#### [What to produce]
Type every record exactly as it appears.

## START Information provided

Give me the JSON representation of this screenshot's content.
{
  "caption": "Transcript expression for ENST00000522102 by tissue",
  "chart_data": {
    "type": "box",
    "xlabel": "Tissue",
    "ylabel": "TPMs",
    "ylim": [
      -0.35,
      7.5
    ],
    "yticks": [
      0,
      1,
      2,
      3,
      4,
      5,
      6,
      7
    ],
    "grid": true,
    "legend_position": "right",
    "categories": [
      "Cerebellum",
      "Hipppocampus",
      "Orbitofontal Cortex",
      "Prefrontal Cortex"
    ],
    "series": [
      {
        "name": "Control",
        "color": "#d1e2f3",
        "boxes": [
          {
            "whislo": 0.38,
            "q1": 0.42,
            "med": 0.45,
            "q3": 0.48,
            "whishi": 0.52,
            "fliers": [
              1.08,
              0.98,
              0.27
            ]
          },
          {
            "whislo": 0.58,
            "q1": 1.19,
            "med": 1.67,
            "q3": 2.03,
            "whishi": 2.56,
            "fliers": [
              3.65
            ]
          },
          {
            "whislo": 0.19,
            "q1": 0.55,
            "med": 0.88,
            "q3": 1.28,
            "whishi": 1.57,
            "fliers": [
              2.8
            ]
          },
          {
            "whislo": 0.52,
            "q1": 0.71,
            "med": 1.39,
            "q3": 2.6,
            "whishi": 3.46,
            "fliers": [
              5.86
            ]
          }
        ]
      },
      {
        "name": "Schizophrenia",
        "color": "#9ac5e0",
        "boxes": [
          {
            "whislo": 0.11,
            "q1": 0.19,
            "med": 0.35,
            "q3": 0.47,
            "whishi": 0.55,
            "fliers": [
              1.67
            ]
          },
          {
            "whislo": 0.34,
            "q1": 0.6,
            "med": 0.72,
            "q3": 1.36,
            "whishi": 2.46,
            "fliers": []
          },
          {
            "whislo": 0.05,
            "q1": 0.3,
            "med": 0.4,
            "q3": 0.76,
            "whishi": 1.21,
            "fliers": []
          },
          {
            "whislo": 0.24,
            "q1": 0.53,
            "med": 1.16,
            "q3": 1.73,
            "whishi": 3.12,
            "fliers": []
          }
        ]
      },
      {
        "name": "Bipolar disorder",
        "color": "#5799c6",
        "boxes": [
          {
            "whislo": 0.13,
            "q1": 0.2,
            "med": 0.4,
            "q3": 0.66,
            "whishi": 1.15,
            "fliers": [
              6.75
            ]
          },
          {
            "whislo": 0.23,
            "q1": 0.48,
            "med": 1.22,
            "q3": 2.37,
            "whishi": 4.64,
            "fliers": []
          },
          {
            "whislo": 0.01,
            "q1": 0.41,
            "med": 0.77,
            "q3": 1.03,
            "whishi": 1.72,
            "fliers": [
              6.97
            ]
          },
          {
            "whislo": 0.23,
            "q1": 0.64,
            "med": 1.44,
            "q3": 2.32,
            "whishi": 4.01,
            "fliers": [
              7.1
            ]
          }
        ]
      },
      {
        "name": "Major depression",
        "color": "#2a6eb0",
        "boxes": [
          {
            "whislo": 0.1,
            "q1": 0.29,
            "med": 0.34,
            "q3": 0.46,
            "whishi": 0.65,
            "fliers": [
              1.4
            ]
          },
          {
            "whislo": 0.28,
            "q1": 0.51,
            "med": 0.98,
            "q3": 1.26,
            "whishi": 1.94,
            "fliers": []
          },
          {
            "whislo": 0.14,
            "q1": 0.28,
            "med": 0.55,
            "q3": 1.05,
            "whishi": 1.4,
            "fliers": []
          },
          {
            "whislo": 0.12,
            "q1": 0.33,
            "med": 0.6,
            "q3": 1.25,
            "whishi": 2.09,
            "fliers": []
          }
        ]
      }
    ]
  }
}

## END Information provided

#### [Answer]
Give me the JSON representation of this screenshot's content.
{
  "caption": "Transcript expression for ENST00000522102 by tissue",
  "chart_data": {
    "type": "box",
    "xlabel": "Tissue",
    "ylabel": "TPMs",
    "ylim": [
      -0.35,
      7.5
    ],
    "yticks": [
      0,
      1,
      2,
      3,
      4,
      5,
      6,
      7
    ],
    "grid": true,
    "legend_position": "right",
    "categories": [
      "Cerebellum",
      "Hipppocampus",
      "Orbitofontal Cortex",
      "Prefrontal Cortex"
    ],
    "series": [
      {
        "name": "Control",
        "color": "#d1e2f3",
        "boxes": [
          {
            "whislo": 0.38,
            "q1": 0.42,
            "med": 0.45,
            "q3": 0.48,
            "whishi": 0.52,
            "fliers": [
              1.08,
              0.98,
              0.27
            ]
          },
          {
            "whislo": 0.58,
            "q1": 1.19,
            "med": 1.67,
            "q3": 2.03,
            "whishi": 2.56,
            "fliers": [
              3.65
            ]
          },
          {
            "whislo": 0.19,
            "q1": 0.55,
            "med": 0.88,
            "q3": 1.28,
            "whishi": 1.57,
            "fliers": [
              2.8
            ]
          },
          {
            "whislo": 0.52,
            "q1": 0.71,
            "med": 1.39,
            "q3": 2.6,
            "whishi": 3.46,
            "fliers": [
              5.86
            ]
          }
        ]
      },
      {
        "name": "Schizophrenia",
        "color": "#9ac5e0",
        "boxes": [
          {
            "whislo": 0.11,
            "q1": 0.19,
            "med": 0.35,
            "q3": 0.47,
            "whishi": 0.55,
            "fliers": [
              1.67
            ]
          },
          {
            "whislo": 0.34,
            "q1": 0.6,
            "med": 0.72,
            "q3": 1.36,
            "whishi": 2.46,
            "fliers": []
          },
          {
            "whislo": 0.05,
            "q1": 0.3,
            "med": 0.4,
            "q3": 0.76,
            "whishi": 1.21,
            "fliers": []
          },
          {
            "whislo": 0.24,
            "q1": 0.53,
            "med": 1.16,
            "q3": 1.73,
            "whishi": 3.12,
            "fliers": []
          }
        ]
      },
      {
        "name": "Bipolar disorder",
        "color": "#5799c6",
        "boxes": [
          {
            "whislo": 0.13,
            "q1": 0.2,
            "med": 0.4,
            "q3": 0.66,
            "whishi": 1.15,
            "fliers": [
              6.75
            ]
          },
          {
            "whislo": 0.23,
            "q1": 0.48,
            "med": 1.22,
            "q3": 2.37,
            "whishi": 4.64,
            "fliers": []
          },
          {
            "whislo": 0.01,
            "q1": 0.41,
            "med": 0.77,
            "q3": 1.03,
            "whishi": 1.72,
            "fliers": [
              6.97
            ]
          },
          {
            "whislo": 0.23,
            "q1": 0.64,
            "med": 1.44,
            "q3": 2.32,
            "whishi": 4.01,
            "fliers": [
              7.1
            ]
          }
        ]
      },
      {
        "name": "Major depression",
        "color": "#2a6eb0",
        "boxes": [
          {
            "whislo": 0.1,
            "q1": 0.29,
            "med": 0.34,
            "q3": 0.46,
            "whishi": 0.65,
            "fliers": [
              1.4
            ]
          },
          {
            "whislo": 0.28,
            "q1": 0.51,
            "med": 0.98,
            "q3": 1.26,
            "whishi": 1.94,
            "fliers": []
          },
          {
            "whislo": 0.14,
            "q1": 0.28,
            "med": 0.55,
            "q3": 1.05,
            "whishi": 1.4,
            "fliers": []
          },
          {
            "whislo": 0.12,
            "q1": 0.33,
            "med": 0.6,
            "q3": 1.25,
            "whishi": 2.09,
            "fliers": []
          }
        ]
      }
    ]
  }
}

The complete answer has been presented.